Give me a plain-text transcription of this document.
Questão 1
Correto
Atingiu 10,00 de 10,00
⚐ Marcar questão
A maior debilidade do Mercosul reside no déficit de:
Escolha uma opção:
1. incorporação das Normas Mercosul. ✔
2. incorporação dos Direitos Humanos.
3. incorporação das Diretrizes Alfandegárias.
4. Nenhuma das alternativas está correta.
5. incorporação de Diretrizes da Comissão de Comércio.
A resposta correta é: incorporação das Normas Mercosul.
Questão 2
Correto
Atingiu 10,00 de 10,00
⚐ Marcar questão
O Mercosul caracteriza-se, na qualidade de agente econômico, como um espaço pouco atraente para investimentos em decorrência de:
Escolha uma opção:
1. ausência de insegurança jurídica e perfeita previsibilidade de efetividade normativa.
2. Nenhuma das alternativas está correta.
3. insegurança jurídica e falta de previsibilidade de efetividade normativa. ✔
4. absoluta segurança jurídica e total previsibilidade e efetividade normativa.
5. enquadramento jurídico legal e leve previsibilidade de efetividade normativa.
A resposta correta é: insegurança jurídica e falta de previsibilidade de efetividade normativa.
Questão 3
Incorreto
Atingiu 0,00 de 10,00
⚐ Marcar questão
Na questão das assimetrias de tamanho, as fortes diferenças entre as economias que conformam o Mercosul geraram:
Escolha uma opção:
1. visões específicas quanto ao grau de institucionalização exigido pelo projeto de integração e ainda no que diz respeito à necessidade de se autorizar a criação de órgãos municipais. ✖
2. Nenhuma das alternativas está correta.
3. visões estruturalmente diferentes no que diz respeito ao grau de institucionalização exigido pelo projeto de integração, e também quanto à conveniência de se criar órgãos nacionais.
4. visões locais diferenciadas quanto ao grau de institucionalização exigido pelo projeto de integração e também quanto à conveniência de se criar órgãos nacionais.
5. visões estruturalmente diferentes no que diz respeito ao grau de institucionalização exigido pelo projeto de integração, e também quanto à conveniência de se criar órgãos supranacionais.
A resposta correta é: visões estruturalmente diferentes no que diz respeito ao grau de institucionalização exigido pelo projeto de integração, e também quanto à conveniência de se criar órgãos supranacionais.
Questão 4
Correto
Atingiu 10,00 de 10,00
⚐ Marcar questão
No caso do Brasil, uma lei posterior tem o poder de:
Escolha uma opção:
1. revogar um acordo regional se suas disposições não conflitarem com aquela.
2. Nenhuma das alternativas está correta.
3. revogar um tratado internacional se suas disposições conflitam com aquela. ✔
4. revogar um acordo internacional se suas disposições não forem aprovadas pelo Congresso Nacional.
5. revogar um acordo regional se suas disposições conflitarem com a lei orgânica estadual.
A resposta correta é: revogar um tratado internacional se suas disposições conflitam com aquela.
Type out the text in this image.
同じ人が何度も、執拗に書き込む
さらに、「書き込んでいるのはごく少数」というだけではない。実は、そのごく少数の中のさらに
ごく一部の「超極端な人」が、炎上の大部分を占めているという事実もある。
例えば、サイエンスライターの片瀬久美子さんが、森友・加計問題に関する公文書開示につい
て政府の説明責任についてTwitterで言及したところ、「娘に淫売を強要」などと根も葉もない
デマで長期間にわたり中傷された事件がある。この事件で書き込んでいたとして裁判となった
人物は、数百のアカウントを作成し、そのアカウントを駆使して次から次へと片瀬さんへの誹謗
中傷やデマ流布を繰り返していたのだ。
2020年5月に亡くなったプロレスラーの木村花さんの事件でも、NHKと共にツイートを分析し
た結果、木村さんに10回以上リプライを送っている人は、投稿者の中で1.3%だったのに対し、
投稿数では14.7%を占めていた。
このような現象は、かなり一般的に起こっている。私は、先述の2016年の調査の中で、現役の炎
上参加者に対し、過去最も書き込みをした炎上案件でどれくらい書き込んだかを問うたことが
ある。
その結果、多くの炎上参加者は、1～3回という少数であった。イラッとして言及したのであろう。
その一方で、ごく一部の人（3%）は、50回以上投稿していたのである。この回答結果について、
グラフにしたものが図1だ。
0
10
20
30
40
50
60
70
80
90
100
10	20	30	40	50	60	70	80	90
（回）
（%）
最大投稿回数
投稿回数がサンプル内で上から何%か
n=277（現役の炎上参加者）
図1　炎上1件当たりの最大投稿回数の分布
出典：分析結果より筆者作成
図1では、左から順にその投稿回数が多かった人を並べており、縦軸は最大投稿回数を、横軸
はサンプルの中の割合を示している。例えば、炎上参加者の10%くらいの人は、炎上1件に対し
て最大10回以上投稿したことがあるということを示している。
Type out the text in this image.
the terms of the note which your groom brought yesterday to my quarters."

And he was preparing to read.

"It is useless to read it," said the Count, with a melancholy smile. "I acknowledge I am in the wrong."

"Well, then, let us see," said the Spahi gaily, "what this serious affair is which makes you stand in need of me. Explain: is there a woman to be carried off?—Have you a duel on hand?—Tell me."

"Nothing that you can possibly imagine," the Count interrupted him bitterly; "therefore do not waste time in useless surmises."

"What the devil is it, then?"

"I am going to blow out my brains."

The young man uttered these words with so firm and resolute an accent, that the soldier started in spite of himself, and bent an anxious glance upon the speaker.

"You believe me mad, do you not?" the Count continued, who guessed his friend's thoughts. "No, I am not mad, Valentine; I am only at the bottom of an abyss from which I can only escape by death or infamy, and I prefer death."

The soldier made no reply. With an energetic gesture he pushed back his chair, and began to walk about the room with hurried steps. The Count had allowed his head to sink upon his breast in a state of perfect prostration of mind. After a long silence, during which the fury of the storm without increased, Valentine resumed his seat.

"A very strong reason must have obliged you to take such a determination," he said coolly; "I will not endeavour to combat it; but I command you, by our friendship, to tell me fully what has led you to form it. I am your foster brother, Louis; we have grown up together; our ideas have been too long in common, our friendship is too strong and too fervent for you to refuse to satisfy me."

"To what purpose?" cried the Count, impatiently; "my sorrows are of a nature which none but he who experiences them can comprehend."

> [INSTRUCTION]: Your task is to retype all the records above with nothing left out.

> [PROBLEM SOLUTION]:
Give me a plain-text transcription of this document.
Questão 1
Correto
Atingiu 10,00 de 10,00
⚐ Marcar questão
A maior debilidade do Mercosul reside no déficit de:
Escolha uma opção:
1. incorporação das Normas Mercosul. ✔
2. incorporação dos Direitos Humanos.
3. incorporação das Diretrizes Alfandegárias.
4. Nenhuma das alternativas está correta.
5. incorporação de Diretrizes da Comissão de Comércio.
A resposta correta é: incorporação das Normas Mercosul.
Questão 2
Correto
Atingiu 10,00 de 10,00
⚐ Marcar questão
O Mercosul caracteriza-se, na qualidade de agente econômico, como um espaço pouco atraente para investimentos em decorrência de:
Escolha uma opção:
1. ausência de insegurança jurídica e perfeita previsibilidade de efetividade normativa.
2. Nenhuma das alternativas está correta.
3. insegurança jurídica e falta de previsibilidade de efetividade normativa. ✔
4. absoluta segurança jurídica e total previsibilidade e efetividade normativa.
5. enquadramento jurídico legal e leve previsibilidade de efetividade normativa.
A resposta correta é: insegurança jurídica e falta de previsibilidade de efetividade normativa.
Questão 3
Incorreto
Atingiu 0,00 de 10,00
⚐ Marcar questão
Na questão das assimetrias de tamanho, as fortes diferenças entre as economias que conformam o Mercosul geraram:
Escolha uma opção:
1. visões específicas quanto ao grau de institucionalização exigido pelo projeto de integração e ainda no que diz respeito à necessidade de se autorizar a criação de órgãos municipais. ✖
2. Nenhuma das alternativas está correta.
3. visões estruturalmente diferentes no que diz respeito ao grau de institucionalização exigido pelo projeto de integração, e também quanto à conveniência de se criar órgãos nacionais.
4. visões locais diferenciadas quanto ao grau de institucionalização exigido pelo projeto de integração e também quanto à conveniência de se criar órgãos nacionais.
5. visões estruturalmente diferentes no que diz respeito ao grau de institucionalização exigido pelo projeto de integração, e também quanto à conveniência de se criar órgãos supranacionais.
A resposta correta é: visões estruturalmente diferentes no que diz respeito ao grau de institucionalização exigido pelo projeto de integração, e também quanto à conveniência de se criar órgãos supranacionais.
Questão 4
Correto
Atingiu 10,00 de 10,00
⚐ Marcar questão
No caso do Brasil, uma lei posterior tem o poder de:
Escolha uma opção:
1. revogar um acordo regional se suas disposições não conflitarem com aquela.
2. Nenhuma das alternativas está correta.
3. revogar um tratado internacional se suas disposições conflitam com aquela. ✔
4. revogar um acordo internacional se suas disposições não forem aprovadas pelo Congresso Nacional.
5. revogar um acordo regional se suas disposições conflitarem com a lei orgânica estadual.
A resposta correta é: revogar um tratado internacional se suas disposições conflitam com aquela.
Type out the text in this image.
同じ人が何度も、執拗に書き込む
さらに、「書き込んでいるのはごく少数」というだけではない。実は、そのごく少数の中のさらに
ごく一部の「超極端な人」が、炎上の大部分を占めているという事実もある。
例えば、サイエンスライターの片瀬久美子さんが、森友・加計問題に関する公文書開示につい
て政府の説明責任についてTwitterで言及したところ、「娘に淫売を強要」などと根も葉もない
デマで長期間にわたり中傷された事件がある。この事件で書き込んでいたとして裁判となった
人物は、数百のアカウントを作成し、そのアカウントを駆使して次から次へと片瀬さんへの誹謗
中傷やデマ流布を繰り返していたのだ。
2020年5月に亡くなったプロレスラーの木村花さんの事件でも、NHKと共にツイートを分析し
た結果、木村さんに10回以上リプライを送っている人は、投稿者の中で1.3%だったのに対し、
投稿数では14.7%を占めていた。
このような現象は、かなり一般的に起こっている。私は、先述の2016年の調査の中で、現役の炎
上参加者に対し、過去最も書き込みをした炎上案件でどれくらい書き込んだかを問うたことが
ある。
その結果、多くの炎上参加者は、1～3回という少数であった。イラッとして言及したのであろう。
その一方で、ごく一部の人（3%）は、50回以上投稿していたのである。この回答結果について、
グラフにしたものが図1だ。
0
10
20
30
40
50
60
70
80
90
100
10	20	30	40	50	60	70	80	90
（回）
（%）
最大投稿回数
投稿回数がサンプル内で上から何%か
n=277（現役の炎上参加者）
図1　炎上1件当たりの最大投稿回数の分布
出典：分析結果より筆者作成
図1では、左から順にその投稿回数が多かった人を並べており、縦軸は最大投稿回数を、横軸
はサンプルの中の割合を示している。例えば、炎上参加者の10%くらいの人は、炎上1件に対し
て最大10回以上投稿したことがあるということを示している。
Type out the text in this image.
the terms of the note which your groom brought yesterday to my quarters."

And he was preparing to read.

"It is useless to read it," said the Count, with a melancholy smile. "I acknowledge I am in the wrong."

"Well, then, let us see," said the Spahi gaily, "what this serious affair is which makes you stand in need of me. Explain: is there a woman to be carried off?—Have you a duel on hand?—Tell me."

"Nothing that you can possibly imagine," the Count interrupted him bitterly; "therefore do not waste time in useless surmises."

"What the devil is it, then?"

"I am going to blow out my brains."

The young man uttered these words with so firm and resolute an accent, that the soldier started in spite of himself, and bent an anxious glance upon the speaker.

"You believe me mad, do you not?" the Count continued, who guessed his friend's thoughts. "No, I am not mad, Valentine; I am only at the bottom of an abyss from which I can only escape by death or infamy, and I prefer death."

The soldier made no reply. With an energetic gesture he pushed back his chair, and began to walk about the room with hurried steps. The Count had allowed his head to sink upon his breast in a state of perfect prostration of mind. After a long silence, during which the fury of the storm without increased, Valentine resumed his seat.

"A very strong reason must have obliged you to take such a determination," he said coolly; "I will not endeavour to combat it; but I command you, by our friendship, to tell me fully what has led you to form it. I am your foster brother, Louis; we have grown up together; our ideas have been too long in common, our friendship is too strong and too fervent for you to refuse to satisfy me."

"To what purpose?" cried the Count, impatiently; "my sorrows are of a nature which none but he who experiences them can comprehend."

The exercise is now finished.